### Data provided ###

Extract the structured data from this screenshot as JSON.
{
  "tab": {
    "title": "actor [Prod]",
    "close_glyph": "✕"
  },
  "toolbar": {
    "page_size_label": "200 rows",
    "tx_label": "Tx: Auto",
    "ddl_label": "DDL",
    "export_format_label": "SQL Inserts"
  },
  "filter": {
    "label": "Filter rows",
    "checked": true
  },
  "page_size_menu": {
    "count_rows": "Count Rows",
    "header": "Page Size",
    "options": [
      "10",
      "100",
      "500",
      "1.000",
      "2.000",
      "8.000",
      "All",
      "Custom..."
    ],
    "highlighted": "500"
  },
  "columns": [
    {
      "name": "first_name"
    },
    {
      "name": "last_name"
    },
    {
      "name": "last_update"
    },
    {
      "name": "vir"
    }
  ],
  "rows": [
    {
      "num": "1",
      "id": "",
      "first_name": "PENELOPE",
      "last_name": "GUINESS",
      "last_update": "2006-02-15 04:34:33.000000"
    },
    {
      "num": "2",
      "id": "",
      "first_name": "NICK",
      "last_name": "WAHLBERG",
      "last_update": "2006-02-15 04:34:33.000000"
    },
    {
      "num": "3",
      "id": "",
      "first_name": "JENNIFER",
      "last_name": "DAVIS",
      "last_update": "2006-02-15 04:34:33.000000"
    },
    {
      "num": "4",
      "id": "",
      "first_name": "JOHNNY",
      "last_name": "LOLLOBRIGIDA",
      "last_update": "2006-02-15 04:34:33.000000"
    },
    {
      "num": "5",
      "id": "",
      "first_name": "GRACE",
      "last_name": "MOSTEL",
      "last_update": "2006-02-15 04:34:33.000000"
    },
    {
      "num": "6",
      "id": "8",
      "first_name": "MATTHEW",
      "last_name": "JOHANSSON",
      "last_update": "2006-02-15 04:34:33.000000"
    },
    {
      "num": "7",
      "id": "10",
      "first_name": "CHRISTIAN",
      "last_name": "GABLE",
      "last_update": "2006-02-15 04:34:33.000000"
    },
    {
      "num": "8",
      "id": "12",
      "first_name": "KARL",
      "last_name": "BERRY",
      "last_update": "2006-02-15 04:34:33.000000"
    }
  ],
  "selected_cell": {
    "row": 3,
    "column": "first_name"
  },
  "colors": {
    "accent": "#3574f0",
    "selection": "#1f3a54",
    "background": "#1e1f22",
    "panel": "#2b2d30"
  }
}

###

▶ **Aim of the task**: Take the lines above and print them exactly.

▶ **Result**:
Extract the structured data from this screenshot as JSON.
{
  "tab": {
    "title": "actor [Prod]",
    "close_glyph": "✕"
  },
  "toolbar": {
    "page_size_label": "200 rows",
    "tx_label": "Tx: Auto",
    "ddl_label": "DDL",
    "export_format_label": "SQL Inserts"
  },
  "filter": {
    "label": "Filter rows",
    "checked": true
  },
  "page_size_menu": {
    "count_rows": "Count Rows",
    "header": "Page Size",
    "options": [
      "10",
      "100",
      "500",
      "1.000",
      "2.000",
      "8.000",
      "All",
      "Custom..."
    ],
    "highlighted": "500"
  },
  "columns": [
    {
      "name": "first_name"
    },
    {
      "name": "last_name"
    },
    {
      "name": "last_update"
    },
    {
      "name": "vir"
    }
  ],
  "rows": [
    {
      "num": "1",
      "id": "",
      "first_name": "PENELOPE",
      "last_name": "GUINESS",
      "last_update": "2006-02-15 04:34:33.000000"
    },
    {
      "num": "2",
      "id": "",
      "first_name": "NICK",
      "last_name": "WAHLBERG",
      "last_update": "2006-02-15 04:34:33.000000"
    },
    {
      "num": "3",
      "id": "",
      "first_name": "JENNIFER",
      "last_name": "DAVIS",
      "last_update": "2006-02-15 04:34:33.000000"
    },
    {
      "num": "4",
      "id": "",
      "first_name": "JOHNNY",
      "last_name": "LOLLOBRIGIDA",
      "last_update": "2006-02-15 04:34:33.000000"
    },
    {
      "num": "5",
      "id": "",
      "first_name": "GRACE",
      "last_name": "MOSTEL",
      "last_update": "2006-02-15 04:34:33.000000"
    },
    {
      "num": "6",
      "id": "8",
      "first_name": "MATTHEW",
      "last_name": "JOHANSSON",
      "last_update": "2006-02-15 04:34:33.000000"
    },
    {
      "num": "7",
      "id": "10",
      "first_name": "CHRISTIAN",
      "last_name": "GABLE",
      "last_update": "2006-02-15 04:34:33.000000"
    },
    {
      "num": "8",
      "id": "12",
      "first_name": "KARL",
      "last_name": "BERRY",
      "last_update": "2006-02-15 04:34:33.000000"
    }
  ],
  "selected_cell": {
    "row": 3,
    "column": "first_name"
  },
  "colors": {
    "accent": "#3574f0",
    "selection": "#1f3a54",
    "background": "#1e1f22",
    "panel": "#2b2d30"
  }
}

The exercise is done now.